AIM:
Take the material and output all of it exactly.

Data entries for graphics:
• • • • •

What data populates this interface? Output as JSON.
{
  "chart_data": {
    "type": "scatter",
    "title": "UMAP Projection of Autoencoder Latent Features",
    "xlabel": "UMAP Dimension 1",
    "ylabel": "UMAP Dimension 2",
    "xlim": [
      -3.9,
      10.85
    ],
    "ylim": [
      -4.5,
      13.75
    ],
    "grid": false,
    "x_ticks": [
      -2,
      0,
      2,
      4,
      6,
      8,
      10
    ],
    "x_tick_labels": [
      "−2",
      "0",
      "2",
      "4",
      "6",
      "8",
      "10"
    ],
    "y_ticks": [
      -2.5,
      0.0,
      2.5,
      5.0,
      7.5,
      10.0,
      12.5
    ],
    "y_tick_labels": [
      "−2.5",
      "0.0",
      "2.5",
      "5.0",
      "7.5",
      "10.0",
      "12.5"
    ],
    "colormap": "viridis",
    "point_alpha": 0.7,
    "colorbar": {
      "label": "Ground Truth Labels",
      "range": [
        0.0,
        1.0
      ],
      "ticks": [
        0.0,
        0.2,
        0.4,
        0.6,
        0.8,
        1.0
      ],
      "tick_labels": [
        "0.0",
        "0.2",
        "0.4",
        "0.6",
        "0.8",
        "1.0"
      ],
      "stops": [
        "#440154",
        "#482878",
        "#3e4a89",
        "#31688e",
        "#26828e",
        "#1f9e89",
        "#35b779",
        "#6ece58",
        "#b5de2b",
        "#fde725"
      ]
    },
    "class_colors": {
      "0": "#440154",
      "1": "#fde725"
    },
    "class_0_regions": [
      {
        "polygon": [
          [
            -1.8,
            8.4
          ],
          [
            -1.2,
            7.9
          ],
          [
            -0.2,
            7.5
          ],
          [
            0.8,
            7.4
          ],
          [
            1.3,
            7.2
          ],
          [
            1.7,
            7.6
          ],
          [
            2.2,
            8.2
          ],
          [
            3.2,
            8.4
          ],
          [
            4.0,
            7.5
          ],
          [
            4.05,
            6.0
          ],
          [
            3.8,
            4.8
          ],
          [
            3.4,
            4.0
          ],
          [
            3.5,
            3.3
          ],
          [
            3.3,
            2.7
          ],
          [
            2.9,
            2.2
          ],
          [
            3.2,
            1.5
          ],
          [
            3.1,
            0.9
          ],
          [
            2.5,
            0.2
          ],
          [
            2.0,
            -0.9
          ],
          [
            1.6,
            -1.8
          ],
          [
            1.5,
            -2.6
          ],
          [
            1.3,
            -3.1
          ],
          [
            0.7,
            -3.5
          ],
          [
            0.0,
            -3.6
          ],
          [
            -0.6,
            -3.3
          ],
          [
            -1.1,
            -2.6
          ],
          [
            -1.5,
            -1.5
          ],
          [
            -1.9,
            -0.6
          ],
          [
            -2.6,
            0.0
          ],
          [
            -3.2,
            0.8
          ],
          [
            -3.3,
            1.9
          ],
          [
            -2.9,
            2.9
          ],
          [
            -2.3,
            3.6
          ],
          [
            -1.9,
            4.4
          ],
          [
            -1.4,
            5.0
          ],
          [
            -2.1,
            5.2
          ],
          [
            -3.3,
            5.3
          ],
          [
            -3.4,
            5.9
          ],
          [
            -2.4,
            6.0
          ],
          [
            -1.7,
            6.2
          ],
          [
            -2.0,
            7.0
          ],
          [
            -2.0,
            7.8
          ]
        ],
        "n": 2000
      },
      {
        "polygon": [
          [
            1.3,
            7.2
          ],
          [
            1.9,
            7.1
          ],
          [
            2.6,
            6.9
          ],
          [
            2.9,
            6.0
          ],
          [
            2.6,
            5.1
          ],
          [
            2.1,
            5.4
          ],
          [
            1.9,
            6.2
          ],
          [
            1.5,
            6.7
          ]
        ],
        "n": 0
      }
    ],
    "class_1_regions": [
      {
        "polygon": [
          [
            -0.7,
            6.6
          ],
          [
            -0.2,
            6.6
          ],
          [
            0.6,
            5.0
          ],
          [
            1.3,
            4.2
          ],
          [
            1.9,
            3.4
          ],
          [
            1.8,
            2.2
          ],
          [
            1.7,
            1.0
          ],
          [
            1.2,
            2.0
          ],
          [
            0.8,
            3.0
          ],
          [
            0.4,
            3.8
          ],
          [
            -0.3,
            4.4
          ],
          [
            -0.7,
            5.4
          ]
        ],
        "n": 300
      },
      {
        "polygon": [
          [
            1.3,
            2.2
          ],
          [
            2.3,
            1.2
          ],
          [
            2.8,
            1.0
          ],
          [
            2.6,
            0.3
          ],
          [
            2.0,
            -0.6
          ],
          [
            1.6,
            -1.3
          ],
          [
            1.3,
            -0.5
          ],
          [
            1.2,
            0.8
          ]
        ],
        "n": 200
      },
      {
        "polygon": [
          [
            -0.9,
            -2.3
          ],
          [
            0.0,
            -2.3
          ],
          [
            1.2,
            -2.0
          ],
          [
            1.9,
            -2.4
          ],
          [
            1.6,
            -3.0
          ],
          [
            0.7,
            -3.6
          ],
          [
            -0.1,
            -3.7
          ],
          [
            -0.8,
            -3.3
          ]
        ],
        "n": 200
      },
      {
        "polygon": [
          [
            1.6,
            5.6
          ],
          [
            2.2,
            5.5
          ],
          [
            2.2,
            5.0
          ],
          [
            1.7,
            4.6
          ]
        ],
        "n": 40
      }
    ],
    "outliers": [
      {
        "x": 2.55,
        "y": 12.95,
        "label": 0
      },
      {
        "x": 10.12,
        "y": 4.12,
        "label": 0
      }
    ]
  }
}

• • • • •

COMPLETE RESPONSE:
What data populates this interface? Output as JSON.
{
  "chart_data": {
    "type": "scatter",
    "title": "UMAP Projection of Autoencoder Latent Features",
    "xlabel": "UMAP Dimension 1",
    "ylabel": "UMAP Dimension 2",
    "xlim": [
      -3.9,
      10.85
    ],
    "ylim": [
      -4.5,
      13.75
    ],
    "grid": false,
    "x_ticks": [
      -2,
      0,
      2,
      4,
      6,
      8,
      10
    ],
    "x_tick_labels": [
      "−2",
      "0",
      "2",
      "4",
      "6",
      "8",
      "10"
    ],
    "y_ticks": [
      -2.5,
      0.0,
      2.5,
      5.0,
      7.5,
      10.0,
      12.5
    ],
    "y_tick_labels": [
      "−2.5",
      "0.0",
      "2.5",
      "5.0",
      "7.5",
      "10.0",
      "12.5"
    ],
    "colormap": "viridis",
    "point_alpha": 0.7,
    "colorbar": {
      "label": "Ground Truth Labels",
      "range": [
        0.0,
        1.0
      ],
      "ticks": [
        0.0,
        0.2,
        0.4,
        0.6,
        0.8,
        1.0
      ],
      "tick_labels": [
        "0.0",
        "0.2",
        "0.4",
        "0.6",
        "0.8",
        "1.0"
      ],
      "stops": [
        "#440154",
        "#482878",
        "#3e4a89",
        "#31688e",
        "#26828e",
        "#1f9e89",
        "#35b779",
        "#6ece58",
        "#b5de2b",
        "#fde725"
      ]
    },
    "class_colors": {
      "0": "#440154",
      "1": "#fde725"
    },
    "class_0_regions": [
      {
        "polygon": [
          [
            -1.8,
            8.4
          ],
          [
            -1.2,
            7.9
          ],
          [
            -0.2,
            7.5
          ],
          [
            0.8,
            7.4
          ],
          [
            1.3,
            7.2
          ],
          [
            1.7,
            7.6
          ],
          [
            2.2,
            8.2
          ],
          [
            3.2,
            8.4
          ],
          [
            4.0,
            7.5
          ],
          [
            4.05,
            6.0
          ],
          [
            3.8,
            4.8
          ],
          [
            3.4,
            4.0
          ],
          [
            3.5,
            3.3
          ],
          [
            3.3,
            2.7
          ],
          [
            2.9,
            2.2
          ],
          [
            3.2,
            1.5
          ],
          [
            3.1,
            0.9
          ],
          [
            2.5,
            0.2
          ],
          [
            2.0,
            -0.9
          ],
          [
            1.6,
            -1.8
          ],
          [
            1.5,
            -2.6
          ],
          [
            1.3,
            -3.1
          ],
          [
            0.7,
            -3.5
          ],
          [
            0.0,
            -3.6
          ],
          [
            -0.6,
            -3.3
          ],
          [
            -1.1,
            -2.6
          ],
          [
            -1.5,
            -1.5
          ],
          [
            -1.9,
            -0.6
          ],
          [
            -2.6,
            0.0
          ],
          [
            -3.2,
            0.8
          ],
          [
            -3.3,
            1.9
          ],
          [
            -2.9,
            2.9
          ],
          [
            -2.3,
            3.6
          ],
          [
            -1.9,
            4.4
          ],
          [
            -1.4,
            5.0
          ],
          [
            -2.1,
            5.2
          ],
          [
            -3.3,
            5.3
          ],
          [
            -3.4,
            5.9
          ],
          [
            -2.4,
            6.0
          ],
          [
            -1.7,
            6.2
          ],
          [
            -2.0,
            7.0
          ],
          [
            -2.0,
            7.8
          ]
        ],
        "n": 2000
      },
      {
        "polygon": [
          [
            1.3,
            7.2
          ],
          [
            1.9,
            7.1
          ],
          [
            2.6,
            6.9
          ],
          [
            2.9,
            6.0
          ],
          [
            2.6,
            5.1
          ],
          [
            2.1,
            5.4
          ],
          [
            1.9,
            6.2
          ],
          [
            1.5,
            6.7
          ]
        ],
        "n": 0
      }
    ],
    "class_1_regions": [
      {
        "polygon": [
          [
            -0.7,
            6.6
          ],
          [
            -0.2,
            6.6
          ],
          [
            0.6,
            5.0
          ],
          [
            1.3,
            4.2
          ],
          [
            1.9,
            3.4
          ],
          [
            1.8,
            2.2
          ],
          [
            1.7,
            1.0
          ],
          [
            1.2,
            2.0
          ],
          [
            0.8,
            3.0
          ],
          [
            0.4,
            3.8
          ],
          [
            -0.3,
            4.4
          ],
          [
            -0.7,
            5.4
          ]
        ],
        "n": 300
      },
      {
        "polygon": [
          [
            1.3,
            2.2
          ],
          [
            2.3,
            1.2
          ],
          [
            2.8,
            1.0
          ],
          [
            2.6,
            0.3
          ],
          [
            2.0,
            -0.6
          ],
          [
            1.6,
            -1.3
          ],
          [
            1.3,
            -0.5
          ],
          [
            1.2,
            0.8
          ]
        ],
        "n": 200
      },
      {
        "polygon": [
          [
            -0.9,
            -2.3
          ],
          [
            0.0,
            -2.3
          ],
          [
            1.2,
            -2.0
          ],
          [
            1.9,
            -2.4
          ],
          [
            1.6,
            -3.0
          ],
          [
            0.7,
            -3.6
          ],
          [
            -0.1,
            -3.7
          ],
          [
            -0.8,
            -3.3
          ]
        ],
        "n": 200
      },
      {
        "polygon": [
          [
            1.6,
            5.6
          ],
          [
            2.2,
            5.5
          ],
          [
            2.2,
            5.0
          ],
          [
            1.7,
            4.6
          ]
        ],
        "n": 40
      }
    ],
    "outliers": [
      {
        "x": 2.55,
        "y": 12.95,
        "label": 0
      },
      {
        "x": 10.12,
        "y": 4.12,
        "label": 0
      }
    ]
  }
}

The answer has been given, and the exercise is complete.